Repeat the full listing below verbatim and keep the images out.

(begin)

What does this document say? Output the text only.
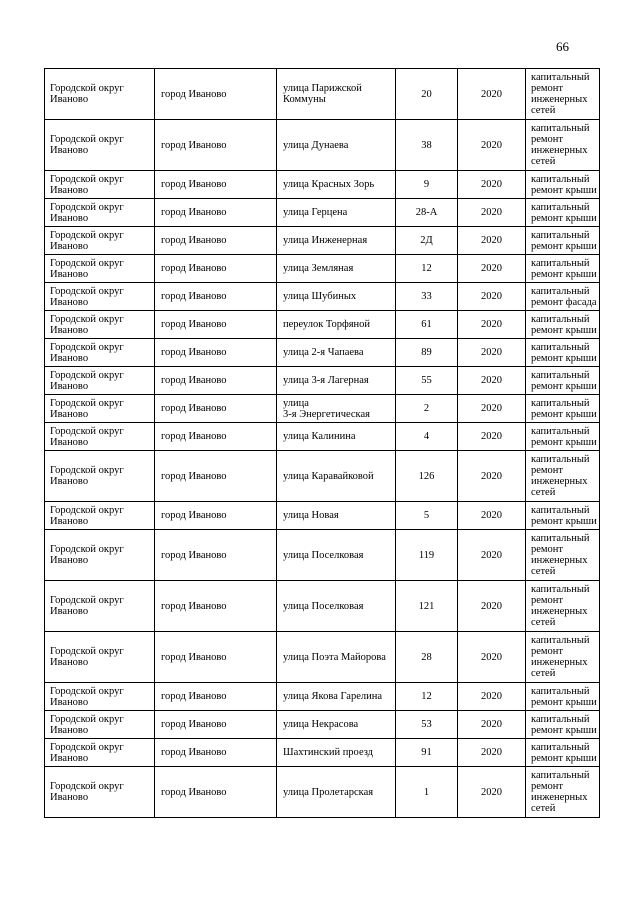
66
Городской округ
Иваново	город Иваново	улица Парижской
Коммуны	20	2020	капитальный
ремонт
инженерных
сетей

Городской округ
Иваново	город Иваново	улица Дунаева	38	2020	капитальный
ремонт
инженерных
сетей

Городской округ
Иваново	город Иваново	улица Красных Зорь	9	2020	капитальный
ремонт крыши

Городской округ
Иваново	город Иваново	улица Герцена	28-А	2020	капитальный
ремонт крыши

Городской округ
Иваново	город Иваново	улица Инженерная	2Д	2020	капитальный
ремонт крыши

Городской округ
Иваново	город Иваново	улица Земляная	12	2020	капитальный
ремонт крыши

Городской округ
Иваново	город Иваново	улица Шубиных	33	2020	капитальный
ремонт фасада

Городской округ
Иваново	город Иваново	переулок Торфяной	61	2020	капитальный
ремонт крыши

Городской округ
Иваново	город Иваново	улица 2-я Чапаева	89	2020	капитальный
ремонт крыши

Городской округ
Иваново	город Иваново	улица 3-я Лагерная	55	2020	капитальный
ремонт крыши

Городской округ
Иваново	город Иваново	улица
3-я Энергетическая	2	2020	капитальный
ремонт крыши

Городской округ
Иваново	город Иваново	улица Калинина	4	2020	капитальный
ремонт крыши

Городской округ
Иваново	город Иваново	улица Каравайковой	126	2020	капитальный
ремонт
инженерных
сетей

Городской округ
Иваново	город Иваново	улица Новая	5	2020	капитальный
ремонт крыши

Городской округ
Иваново	город Иваново	улица Поселковая	119	2020	капитальный
ремонт
инженерных
сетей

Городской округ
Иваново	город Иваново	улица Поселковая	121	2020	капитальный
ремонт
инженерных
сетей

Городской округ
Иваново	город Иваново	улица Поэта Майорова	28	2020	капитальный
ремонт
инженерных
сетей

Городской округ
Иваново	город Иваново	улица Якова Гарелина	12	2020	капитальный
ремонт крыши

Городской округ
Иваново	город Иваново	улица Некрасова	53	2020	капитальный
ремонт крыши

Городской округ
Иваново	город Иваново	Шахтинский проезд	91	2020	капитальный
ремонт крыши

Городской округ
Иваново	город Иваново	улица Пролетарская	1	2020	капитальный
ремонт
инженерных
сетей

(end)

» **Solution**:
What does this document say? Output the text only.
66
Городской округ
Иваново	город Иваново	улица Парижской
Коммуны	20	2020	капитальный
ремонт
инженерных
сетей

Городской округ
Иваново	город Иваново	улица Дунаева	38	2020	капитальный
ремонт
инженерных
сетей

Городской округ
Иваново	город Иваново	улица Красных Зорь	9	2020	капитальный
ремонт крыши

Городской округ
Иваново	город Иваново	улица Герцена	28-А	2020	капитальный
ремонт крыши

Городской округ
Иваново	город Иваново	улица Инженерная	2Д	2020	капитальный
ремонт крыши

Городской округ
Иваново	город Иваново	улица Земляная	12	2020	капитальный
ремонт крыши

Городской округ
Иваново	город Иваново	улица Шубиных	33	2020	капитальный
ремонт фасада

Городской округ
Иваново	город Иваново	переулок Торфяной	61	2020	капитальный
ремонт крыши

Городской округ
Иваново	город Иваново	улица 2-я Чапаева	89	2020	капитальный
ремонт крыши

Городской округ
Иваново	город Иваново	улица 3-я Лагерная	55	2020	капитальный
ремонт крыши

Городской округ
Иваново	город Иваново	улица
3-я Энергетическая	2	2020	капитальный
ремонт крыши

Городской округ
Иваново	город Иваново	улица Калинина	4	2020	капитальный
ремонт крыши

Городской округ
Иваново	город Иваново	улица Каравайковой	126	2020	капитальный
ремонт
инженерных
сетей

Городской округ
Иваново	город Иваново	улица Новая	5	2020	капитальный
ремонт крыши

Городской округ
Иваново	город Иваново	улица Поселковая	119	2020	капитальный
ремонт
инженерных
сетей

Городской округ
Иваново	город Иваново	улица Поселковая	121	2020	капитальный
ремонт
инженерных
сетей

Городской округ
Иваново	город Иваново	улица Поэта Майорова	28	2020	капитальный
ремонт
инженерных
сетей

Городской округ
Иваново	город Иваново	улица Якова Гарелина	12	2020	капитальный
ремонт крыши

Городской округ
Иваново	город Иваново	улица Некрасова	53	2020	капитальный
ремонт крыши

Городской округ
Иваново	город Иваново	Шахтинский проезд	91	2020	капитальный
ремонт крыши

Городской округ
Иваново	город Иваново	улица Пролетарская	1	2020	капитальный
ремонт
инженерных
сетей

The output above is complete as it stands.